## ЧТО СДЕЛАТЬ
[A] На какой улице находилась редакция «Равноденствия», если верить предложенному отрывку?
[B] Продолжите предложенный отрывок о визите в редакцию «Равноденствия», начав сразу после его последней строки.

И постоянно, в самых разных источниках я искала ответа на тревожившие меня вопросы. Я ходила на собрания Фабианского общества, брала интервью у Мэри Мак-Артур и Маргарет Бондфилд, и практические результаты их работы по объединению английских женщин в профессиональные союзы подкрепили растущее во мне убеждение, что деятельность, направленная на улучшение условий жизни, куда важнее, чем размышления о тайнах души и влиянии потусторонних сил.
Однажды, вспомнив о десяти фунтах, обещанных мне за первый опубликованный в Англии рассказ, я отправилась в редакцию «Равноденствия» на Виктория-стрит в надежде получить наконец свои деньги. Preux chevalier пытался отговорить меня — он считал этот журнал «неврастеничным, истеричным и идиотичным», но я не могла быть объективной, вспоминая, как редактор расхваливал мое произведение.
Отыскав дверь с вывеской «Равноденствие», я постучала.
— Войдите! — послышался замогильный голос.

## ВЫДЕРЖКА ИЗ ДАННЫХ
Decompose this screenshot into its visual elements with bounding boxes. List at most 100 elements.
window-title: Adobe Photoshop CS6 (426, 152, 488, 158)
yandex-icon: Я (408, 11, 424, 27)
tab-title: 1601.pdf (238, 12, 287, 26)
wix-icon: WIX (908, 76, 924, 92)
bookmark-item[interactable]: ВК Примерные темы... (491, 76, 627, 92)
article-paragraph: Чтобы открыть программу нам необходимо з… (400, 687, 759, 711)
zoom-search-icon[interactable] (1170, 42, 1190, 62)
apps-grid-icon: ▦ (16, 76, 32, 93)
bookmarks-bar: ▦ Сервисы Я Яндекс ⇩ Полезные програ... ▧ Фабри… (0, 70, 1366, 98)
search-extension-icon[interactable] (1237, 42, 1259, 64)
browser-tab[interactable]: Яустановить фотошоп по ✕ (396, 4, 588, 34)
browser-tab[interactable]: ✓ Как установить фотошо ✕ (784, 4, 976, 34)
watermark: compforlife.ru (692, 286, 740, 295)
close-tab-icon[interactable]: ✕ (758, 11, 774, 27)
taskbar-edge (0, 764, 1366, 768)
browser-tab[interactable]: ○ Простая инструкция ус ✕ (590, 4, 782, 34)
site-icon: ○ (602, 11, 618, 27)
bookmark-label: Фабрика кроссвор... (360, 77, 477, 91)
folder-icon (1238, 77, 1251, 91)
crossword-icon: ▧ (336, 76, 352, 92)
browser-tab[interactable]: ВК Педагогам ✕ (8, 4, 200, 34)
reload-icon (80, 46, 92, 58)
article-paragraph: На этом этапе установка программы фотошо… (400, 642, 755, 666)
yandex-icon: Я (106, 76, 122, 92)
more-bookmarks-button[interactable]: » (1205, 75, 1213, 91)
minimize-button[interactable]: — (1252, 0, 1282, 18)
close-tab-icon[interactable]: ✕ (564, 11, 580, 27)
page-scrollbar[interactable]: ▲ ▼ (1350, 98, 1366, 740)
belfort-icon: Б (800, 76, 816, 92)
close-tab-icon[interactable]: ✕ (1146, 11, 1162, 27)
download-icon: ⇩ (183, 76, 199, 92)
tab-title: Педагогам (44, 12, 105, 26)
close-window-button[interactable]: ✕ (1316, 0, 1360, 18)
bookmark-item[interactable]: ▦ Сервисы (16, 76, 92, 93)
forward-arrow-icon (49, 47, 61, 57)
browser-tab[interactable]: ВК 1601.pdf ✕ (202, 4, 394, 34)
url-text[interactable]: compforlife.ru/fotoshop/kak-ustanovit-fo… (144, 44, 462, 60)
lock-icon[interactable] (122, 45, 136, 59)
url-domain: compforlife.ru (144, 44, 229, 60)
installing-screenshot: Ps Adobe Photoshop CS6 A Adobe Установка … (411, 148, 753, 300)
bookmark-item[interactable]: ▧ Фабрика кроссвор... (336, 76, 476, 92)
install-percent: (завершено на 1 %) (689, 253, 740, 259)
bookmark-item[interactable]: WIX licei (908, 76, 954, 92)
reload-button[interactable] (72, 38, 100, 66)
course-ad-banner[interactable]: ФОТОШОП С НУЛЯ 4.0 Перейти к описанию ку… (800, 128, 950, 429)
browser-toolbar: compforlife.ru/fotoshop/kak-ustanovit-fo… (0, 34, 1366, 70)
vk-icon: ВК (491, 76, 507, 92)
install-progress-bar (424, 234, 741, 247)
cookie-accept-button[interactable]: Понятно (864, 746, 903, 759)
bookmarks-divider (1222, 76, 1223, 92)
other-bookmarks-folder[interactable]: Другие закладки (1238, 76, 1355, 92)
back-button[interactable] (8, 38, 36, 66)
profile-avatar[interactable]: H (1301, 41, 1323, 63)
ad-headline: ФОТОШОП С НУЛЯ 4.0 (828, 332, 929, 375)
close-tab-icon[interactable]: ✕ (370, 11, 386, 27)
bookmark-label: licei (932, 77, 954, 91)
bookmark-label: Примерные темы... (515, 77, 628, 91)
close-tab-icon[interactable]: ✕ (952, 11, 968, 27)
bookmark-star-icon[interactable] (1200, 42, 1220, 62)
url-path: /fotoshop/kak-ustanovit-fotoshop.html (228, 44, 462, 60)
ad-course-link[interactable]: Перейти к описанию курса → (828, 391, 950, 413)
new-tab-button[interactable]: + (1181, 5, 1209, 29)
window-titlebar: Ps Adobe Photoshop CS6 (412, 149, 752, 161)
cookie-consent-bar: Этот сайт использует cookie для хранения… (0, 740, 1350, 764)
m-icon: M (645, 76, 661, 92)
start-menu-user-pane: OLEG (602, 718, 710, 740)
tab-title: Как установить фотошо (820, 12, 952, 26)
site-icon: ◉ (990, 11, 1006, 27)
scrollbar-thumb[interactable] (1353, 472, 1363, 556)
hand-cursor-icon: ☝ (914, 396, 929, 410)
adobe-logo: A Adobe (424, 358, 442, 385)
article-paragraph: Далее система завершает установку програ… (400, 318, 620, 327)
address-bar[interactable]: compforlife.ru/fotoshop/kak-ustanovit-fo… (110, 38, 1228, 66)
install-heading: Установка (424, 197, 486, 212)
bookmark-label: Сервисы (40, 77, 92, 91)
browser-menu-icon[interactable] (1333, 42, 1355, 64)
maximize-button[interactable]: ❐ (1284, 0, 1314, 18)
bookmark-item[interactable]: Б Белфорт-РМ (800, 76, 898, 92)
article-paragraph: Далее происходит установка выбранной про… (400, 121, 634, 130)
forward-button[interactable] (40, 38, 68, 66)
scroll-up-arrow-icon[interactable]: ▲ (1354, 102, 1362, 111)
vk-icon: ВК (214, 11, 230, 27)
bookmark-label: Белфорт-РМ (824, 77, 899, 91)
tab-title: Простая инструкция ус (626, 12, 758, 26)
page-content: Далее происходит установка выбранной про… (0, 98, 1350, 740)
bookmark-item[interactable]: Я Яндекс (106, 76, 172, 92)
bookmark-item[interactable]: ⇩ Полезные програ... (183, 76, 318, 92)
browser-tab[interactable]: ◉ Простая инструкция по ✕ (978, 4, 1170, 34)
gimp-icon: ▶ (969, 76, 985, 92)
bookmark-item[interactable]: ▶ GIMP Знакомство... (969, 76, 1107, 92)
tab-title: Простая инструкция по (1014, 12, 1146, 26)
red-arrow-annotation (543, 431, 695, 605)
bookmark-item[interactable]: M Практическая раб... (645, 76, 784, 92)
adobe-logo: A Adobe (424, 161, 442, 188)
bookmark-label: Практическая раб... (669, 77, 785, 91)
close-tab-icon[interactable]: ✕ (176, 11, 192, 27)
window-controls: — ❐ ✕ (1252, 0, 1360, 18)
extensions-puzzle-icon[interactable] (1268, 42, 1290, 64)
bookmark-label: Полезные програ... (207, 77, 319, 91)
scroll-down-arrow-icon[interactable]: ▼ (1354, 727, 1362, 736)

## ОТВЕТЫ ПО ПОРЯДКУ
[A] На Виктория-стрит.

[B]
Перешагнув порог, я оказалась в просторном помещении, на первый взгляд почти пустом. На полу был нарисован белый круг с изображениями знаков зодиака. По стенам висели крылья летучих мышей, чучело крокодила и прочие весьма странные предметы. А в дальнем конце комнаты стояла открытая книга — самая огромная из всех, какие мне когда-либо приходилось видеть. Пока я удивленно оглядывалась кругом, над коричневым кожаным переплетом гигантской книги появилась голова и обратила ко мне лицо, неподвижное, как маска.
— Ну-с? — сурово вопросила маска мужским голосом.
Несколько испуганная, я робко объяснила, кто я и зачем явилась в редакцию «Равноденствия».
— Видите ли, я уже несколько месяцев как уехала из Австралии, — сказала я. — А вы, наверное, выслали чек туда, и я не успела вас предупредить. Простите...
— О нет, не извиняйтесь! — воскликнуло видение уже вполне добродушно. — Я — Кроули. Чека мы не посылали. Взамен для вас оставлен экземпляр журнала, подарочное издание того номера, где напечатан ваш рассказ.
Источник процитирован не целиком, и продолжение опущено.